*** Passage for review ***

By: Melanie D. Booth

An effective Return to Work Program (RTW) is important to support employees who have faced an illness or injury. The program is intended to help employees who want to work in some capacity during their recovery phase. This would include working in a different capacity than their usual work duties, such as in a temporary or limited role. Of course, there is a benefit to employers in facilitating early re-entry to the workforce after an employee’s injury to avoid longer-term absences and the associated costs.

In this blog post, we outline some steps for employers on how to develop an effective return to work program. For legal advice tailored to your specific circumstances, please contact us. 

Develop a stay at work/return to work (RTW) policy

The first step that you can take is to create a Stay at Work/Return to Work policy. You should consider the injuries that are to be covered by the policy, including work-related (WorkSafeBC), non-work related (sporting injuries, MVA, slips and falls, and other STD and LTD claims) and other clauses. For each of the positions within the company, you can prepare a physical job demand analysis. In addition, it is recommended that you create an Occupational Fitness Assessment form for employees to provide to their medical provider (GP) to assess their ability to work with more specificity. A Weekly Assessment Form will allow you to monitor the employee’s progress on a weekly basis. There should be a position/job role for a RTW coordinator at your company to facilitate the program with interaction from supervisors and management. It is important that you educate and train staff and management regarding the RTW policy and plan.

Communicate the policy to staff

You should communicate this RTW policy and plan to staff through various channels, so that they are fully aware of the policy. Orientation, staff/department meetings, and tool box talks can help spread the message through the workplace. One-on-one meetings between employees and the managers can also help. Newsletters, notes on pay stubs, and posters/memos on bulletin boards can raise awareness. Sending an email about the policy and putting it on the website can also be effective.

Once an employee notifies the employer they have an injury and that they are unable to work

Once you have been informed by the employee that they have suffered an injury and they are unable to work, you should communicate with them regarding the reason for their absence. It is a good idea for the supervisor to take notes of this conversation. You should consider whether a modified work schedule is appropriate and then coordinate with the RTW coordinator and Human Resources accordingly. The RTW coordinator should provide the employee with a letter/written notice that modified work is available and reasonable accommodation will be made. An employer’s duty to accommodate includes multiple aspects and legal advice should be sought for further information.

*** Supplied material ***

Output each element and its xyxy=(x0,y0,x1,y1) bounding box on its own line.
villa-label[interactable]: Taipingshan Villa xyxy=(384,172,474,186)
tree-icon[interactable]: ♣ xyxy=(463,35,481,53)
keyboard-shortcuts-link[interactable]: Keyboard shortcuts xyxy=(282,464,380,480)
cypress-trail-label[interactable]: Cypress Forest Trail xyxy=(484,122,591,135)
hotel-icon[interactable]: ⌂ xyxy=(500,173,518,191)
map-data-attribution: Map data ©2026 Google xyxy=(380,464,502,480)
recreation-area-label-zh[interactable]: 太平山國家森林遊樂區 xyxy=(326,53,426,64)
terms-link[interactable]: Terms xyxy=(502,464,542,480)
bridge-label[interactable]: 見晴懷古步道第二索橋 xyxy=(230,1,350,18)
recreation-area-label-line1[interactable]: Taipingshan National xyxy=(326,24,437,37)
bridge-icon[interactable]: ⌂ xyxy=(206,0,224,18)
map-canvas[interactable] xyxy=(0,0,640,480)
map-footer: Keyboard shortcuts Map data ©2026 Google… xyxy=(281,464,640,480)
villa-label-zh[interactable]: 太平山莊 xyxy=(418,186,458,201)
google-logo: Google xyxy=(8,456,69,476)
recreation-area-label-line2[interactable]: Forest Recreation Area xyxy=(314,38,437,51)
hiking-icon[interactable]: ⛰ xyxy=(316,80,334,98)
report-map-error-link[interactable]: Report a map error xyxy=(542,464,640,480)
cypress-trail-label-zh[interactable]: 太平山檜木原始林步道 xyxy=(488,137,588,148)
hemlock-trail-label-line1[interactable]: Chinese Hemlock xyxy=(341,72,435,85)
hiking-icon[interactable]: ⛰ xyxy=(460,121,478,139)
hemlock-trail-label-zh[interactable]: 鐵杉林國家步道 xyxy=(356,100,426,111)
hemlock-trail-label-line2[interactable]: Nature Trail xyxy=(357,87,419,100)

***

Required action 1 - In the return-to-work post, who should give the employee a letter or written notice that modified work is available?
Required action 2 - What examples of non-work-related injuries or claims does the return-to-work post list?
These items have no connection to the return-to-work post.

Problem solution 1 - The RTW coordinator.

Problem solution 2 -
- Sporting injuries
- MVA
- Slips and falls
- Other STD and LTD claims